** START Extracted information **

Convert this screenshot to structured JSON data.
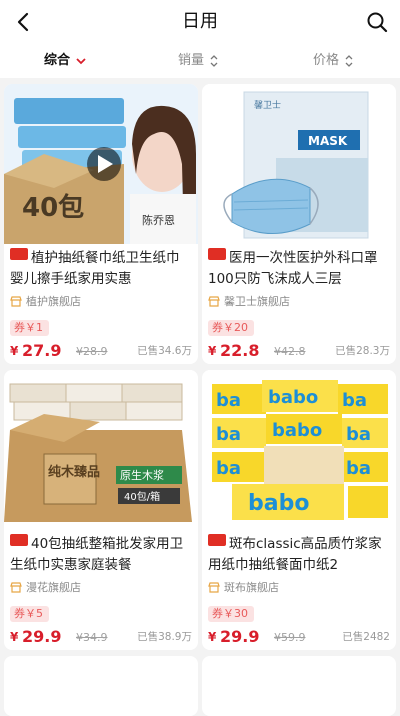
{
  "header": {
    "title": "日用",
    "back_icon": "back-arrow-icon",
    "search_icon": "search-icon"
  },
  "sort": {
    "items": [
      {
        "label": "综合",
        "active": true,
        "icon": "chevron-down-icon"
      },
      {
        "label": "销量",
        "active": false,
        "icon": "sort-updown-icon"
      },
      {
        "label": "价格",
        "active": false,
        "icon": "sort-updown-icon"
      }
    ]
  },
  "products": [
    {
      "title": "植护抽纸餐巾纸卫生纸巾婴儿擦手纸家用实惠",
      "shop": "植护旗舰店",
      "coupon": "券￥1",
      "currency": "¥",
      "price": "27.9",
      "original": "¥28.9",
      "sold": "已售34.6万",
      "thumb_text": "40包"
    },
    {
      "title": "医用一次性医护外科口罩100只防飞沫成人三层",
      "shop": "馨卫士旗舰店",
      "coupon": "券￥20",
      "currency": "¥",
      "price": "22.8",
      "original": "¥42.8",
      "sold": "已售28.3万",
      "thumb_text": "MASK",
      "thumb_brand": "馨卫士"
    },
    {
      "title": "40包抽纸整箱批发家用卫生纸巾实惠家庭装餐",
      "shop": "漫花旗舰店",
      "coupon": "券￥5",
      "currency": "¥",
      "price": "29.9",
      "original": "¥34.9",
      "sold": "已售38.9万",
      "thumb_text": "纯木臻品",
      "thumb_text2": "原生木浆",
      "thumb_text3": "40包/箱"
    },
    {
      "title": "斑布classic高品质竹浆家用纸巾抽纸餐面巾纸2",
      "shop": "斑布旗舰店",
      "coupon": "券￥30",
      "currency": "¥",
      "price": "29.9",
      "original": "¥59.9",
      "sold": "已售2482",
      "thumb_text": "babo"
    }
  ],
  "colors": {
    "accent": "#d81e2b",
    "tmall": "#e02e24",
    "coupon_bg": "#fbe2e2"
  }
}
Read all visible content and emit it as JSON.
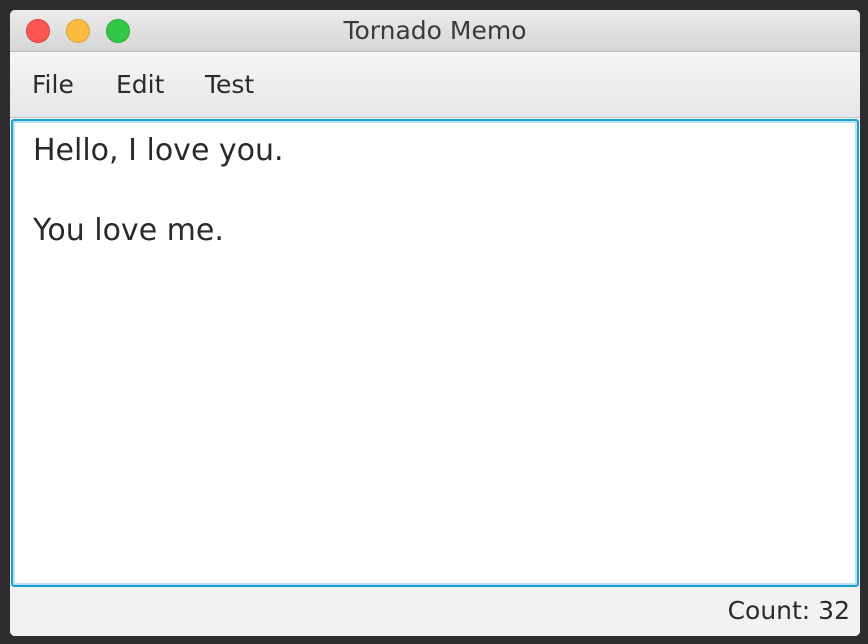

** END Extracted information **

Output the data above without changes, apart from leaving out the pictures.

Convert this screenshot to structured JSON data.
{
  "header": {
    "title": "日用",
    "back_icon": "back-arrow-icon",
    "search_icon": "search-icon"
  },
  "sort": {
    "items": [
      {
        "label": "综合",
        "active": true,
        "icon": "chevron-down-icon"
      },
      {
        "label": "销量",
        "active": false,
        "icon": "sort-updown-icon"
      },
      {
        "label": "价格",
        "active": false,
        "icon": "sort-updown-icon"
      }
    ]
  },
  "products": [
    {
      "title": "植护抽纸餐巾纸卫生纸巾婴儿擦手纸家用实惠",
      "shop": "植护旗舰店",
      "coupon": "券￥1",
      "currency": "¥",
      "price": "27.9",
      "original": "¥28.9",
      "sold": "已售34.6万",
      "thumb_text": "40包"
    },
    {
      "title": "医用一次性医护外科口罩100只防飞沫成人三层",
      "shop": "馨卫士旗舰店",
      "coupon": "券￥20",
      "currency": "¥",
      "price": "22.8",
      "original": "¥42.8",
      "sold": "已售28.3万",
      "thumb_text": "MASK",
      "thumb_brand": "馨卫士"
    },
    {
      "title": "40包抽纸整箱批发家用卫生纸巾实惠家庭装餐",
      "shop": "漫花旗舰店",
      "coupon": "券￥5",
      "currency": "¥",
      "price": "29.9",
      "original": "¥34.9",
      "sold": "已售38.9万",
      "thumb_text": "纯木臻品",
      "thumb_text2": "原生木浆",
      "thumb_text3": "40包/箱"
    },
    {
      "title": "斑布classic高品质竹浆家用纸巾抽纸餐面巾纸2",
      "shop": "斑布旗舰店",
      "coupon": "券￥30",
      "currency": "¥",
      "price": "29.9",
      "original": "¥59.9",
      "sold": "已售2482",
      "thumb_text": "babo"
    }
  ],
  "colors": {
    "accent": "#d81e2b",
    "tmall": "#e02e24",
    "coupon_bg": "#fbe2e2"
  }
}
Read all visible content and emit it as JSON.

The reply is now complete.